* BEGIN Given entries *

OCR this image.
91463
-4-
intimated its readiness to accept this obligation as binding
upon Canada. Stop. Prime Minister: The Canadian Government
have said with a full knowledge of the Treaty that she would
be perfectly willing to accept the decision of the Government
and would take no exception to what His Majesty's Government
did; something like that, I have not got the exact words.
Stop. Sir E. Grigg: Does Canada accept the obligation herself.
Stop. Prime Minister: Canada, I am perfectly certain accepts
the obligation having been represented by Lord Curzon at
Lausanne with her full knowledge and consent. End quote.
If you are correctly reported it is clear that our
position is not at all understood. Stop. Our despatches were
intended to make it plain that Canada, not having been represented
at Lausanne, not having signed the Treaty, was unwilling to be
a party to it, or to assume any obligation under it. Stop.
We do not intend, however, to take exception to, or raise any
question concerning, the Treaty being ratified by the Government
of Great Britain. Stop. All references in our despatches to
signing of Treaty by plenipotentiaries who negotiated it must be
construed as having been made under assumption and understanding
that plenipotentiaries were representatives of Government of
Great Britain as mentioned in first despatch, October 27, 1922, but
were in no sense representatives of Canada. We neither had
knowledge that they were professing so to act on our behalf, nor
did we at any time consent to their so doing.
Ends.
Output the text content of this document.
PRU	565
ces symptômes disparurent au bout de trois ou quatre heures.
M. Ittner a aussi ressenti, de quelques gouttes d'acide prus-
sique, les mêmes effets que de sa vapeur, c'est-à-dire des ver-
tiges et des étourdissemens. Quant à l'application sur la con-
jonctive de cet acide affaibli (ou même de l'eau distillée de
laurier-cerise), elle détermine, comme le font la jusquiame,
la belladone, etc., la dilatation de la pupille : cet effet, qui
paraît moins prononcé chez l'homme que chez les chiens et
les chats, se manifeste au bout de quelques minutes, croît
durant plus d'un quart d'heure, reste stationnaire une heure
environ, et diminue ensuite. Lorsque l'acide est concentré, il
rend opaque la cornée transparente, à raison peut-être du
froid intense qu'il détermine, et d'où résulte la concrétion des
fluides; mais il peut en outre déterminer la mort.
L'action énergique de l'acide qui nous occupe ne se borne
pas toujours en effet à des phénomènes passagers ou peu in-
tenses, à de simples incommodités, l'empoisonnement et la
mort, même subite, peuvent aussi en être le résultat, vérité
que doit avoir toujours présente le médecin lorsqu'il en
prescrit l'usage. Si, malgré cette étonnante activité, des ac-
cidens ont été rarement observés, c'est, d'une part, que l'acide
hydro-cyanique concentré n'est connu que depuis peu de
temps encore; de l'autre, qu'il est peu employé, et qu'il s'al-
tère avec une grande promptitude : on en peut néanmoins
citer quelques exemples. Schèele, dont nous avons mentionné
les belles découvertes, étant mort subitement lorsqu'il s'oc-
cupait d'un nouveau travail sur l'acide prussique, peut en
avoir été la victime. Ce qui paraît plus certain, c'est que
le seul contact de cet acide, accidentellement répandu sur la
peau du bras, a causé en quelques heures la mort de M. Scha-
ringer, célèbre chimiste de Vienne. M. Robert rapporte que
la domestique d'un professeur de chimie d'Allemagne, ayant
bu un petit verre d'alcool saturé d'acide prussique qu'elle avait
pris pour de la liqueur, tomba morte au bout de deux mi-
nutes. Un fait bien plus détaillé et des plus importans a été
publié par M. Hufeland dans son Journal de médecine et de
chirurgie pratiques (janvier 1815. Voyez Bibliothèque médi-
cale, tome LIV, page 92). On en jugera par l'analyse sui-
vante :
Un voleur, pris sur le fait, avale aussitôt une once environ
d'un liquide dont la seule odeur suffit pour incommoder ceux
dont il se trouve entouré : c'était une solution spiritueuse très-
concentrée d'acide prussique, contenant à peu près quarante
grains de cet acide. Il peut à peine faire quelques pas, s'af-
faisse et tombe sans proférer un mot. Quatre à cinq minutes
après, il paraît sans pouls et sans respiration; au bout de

* END Given entries *

## What you need to do
Write the data back out verbatim.

## Reply
OCR this image.
91463
-4-
intimated its readiness to accept this obligation as binding
upon Canada. Stop. Prime Minister: The Canadian Government
have said with a full knowledge of the Treaty that she would
be perfectly willing to accept the decision of the Government
and would take no exception to what His Majesty's Government
did; something like that, I have not got the exact words.
Stop. Sir E. Grigg: Does Canada accept the obligation herself.
Stop. Prime Minister: Canada, I am perfectly certain accepts
the obligation having been represented by Lord Curzon at
Lausanne with her full knowledge and consent. End quote.
If you are correctly reported it is clear that our
position is not at all understood. Stop. Our despatches were
intended to make it plain that Canada, not having been represented
at Lausanne, not having signed the Treaty, was unwilling to be
a party to it, or to assume any obligation under it. Stop.
We do not intend, however, to take exception to, or raise any
question concerning, the Treaty being ratified by the Government
of Great Britain. Stop. All references in our despatches to
signing of Treaty by plenipotentiaries who negotiated it must be
construed as having been made under assumption and understanding
that plenipotentiaries were representatives of Government of
Great Britain as mentioned in first despatch, October 27, 1922, but
were in no sense representatives of Canada. We neither had
knowledge that they were professing so to act on our behalf, nor
did we at any time consent to their so doing.
Ends.
Output the text content of this document.
PRU	565
ces symptômes disparurent au bout de trois ou quatre heures.
M. Ittner a aussi ressenti, de quelques gouttes d'acide prus-
sique, les mêmes effets que de sa vapeur, c'est-à-dire des ver-
tiges et des étourdissemens. Quant à l'application sur la con-
jonctive de cet acide affaibli (ou même de l'eau distillée de
laurier-cerise), elle détermine, comme le font la jusquiame,
la belladone, etc., la dilatation de la pupille : cet effet, qui
paraît moins prononcé chez l'homme que chez les chiens et
les chats, se manifeste au bout de quelques minutes, croît
durant plus d'un quart d'heure, reste stationnaire une heure
environ, et diminue ensuite. Lorsque l'acide est concentré, il
rend opaque la cornée transparente, à raison peut-être du
froid intense qu'il détermine, et d'où résulte la concrétion des
fluides; mais il peut en outre déterminer la mort.
L'action énergique de l'acide qui nous occupe ne se borne
pas toujours en effet à des phénomènes passagers ou peu in-
tenses, à de simples incommodités, l'empoisonnement et la
mort, même subite, peuvent aussi en être le résultat, vérité
que doit avoir toujours présente le médecin lorsqu'il en
prescrit l'usage. Si, malgré cette étonnante activité, des ac-
cidens ont été rarement observés, c'est, d'une part, que l'acide
hydro-cyanique concentré n'est connu que depuis peu de
temps encore; de l'autre, qu'il est peu employé, et qu'il s'al-
tère avec une grande promptitude : on en peut néanmoins
citer quelques exemples. Schèele, dont nous avons mentionné
les belles découvertes, étant mort subitement lorsqu'il s'oc-
cupait d'un nouveau travail sur l'acide prussique, peut en
avoir été la victime. Ce qui paraît plus certain, c'est que
le seul contact de cet acide, accidentellement répandu sur la
peau du bras, a causé en quelques heures la mort de M. Scha-
ringer, célèbre chimiste de Vienne. M. Robert rapporte que
la domestique d'un professeur de chimie d'Allemagne, ayant
bu un petit verre d'alcool saturé d'acide prussique qu'elle avait
pris pour de la liqueur, tomba morte au bout de deux mi-
nutes. Un fait bien plus détaillé et des plus importans a été
publié par M. Hufeland dans son Journal de médecine et de
chirurgie pratiques (janvier 1815. Voyez Bibliothèque médi-
cale, tome LIV, page 92). On en jugera par l'analyse sui-
vante :
Un voleur, pris sur le fait, avale aussitôt une once environ
d'un liquide dont la seule odeur suffit pour incommoder ceux
dont il se trouve entouré : c'était une solution spiritueuse très-
concentrée d'acide prussique, contenant à peu près quarante
grains de cet acide. Il peut à peine faire quelques pas, s'af-
faisse et tombe sans proférer un mot. Quatre à cinq minutes
après, il paraît sans pouls et sans respiration; au bout de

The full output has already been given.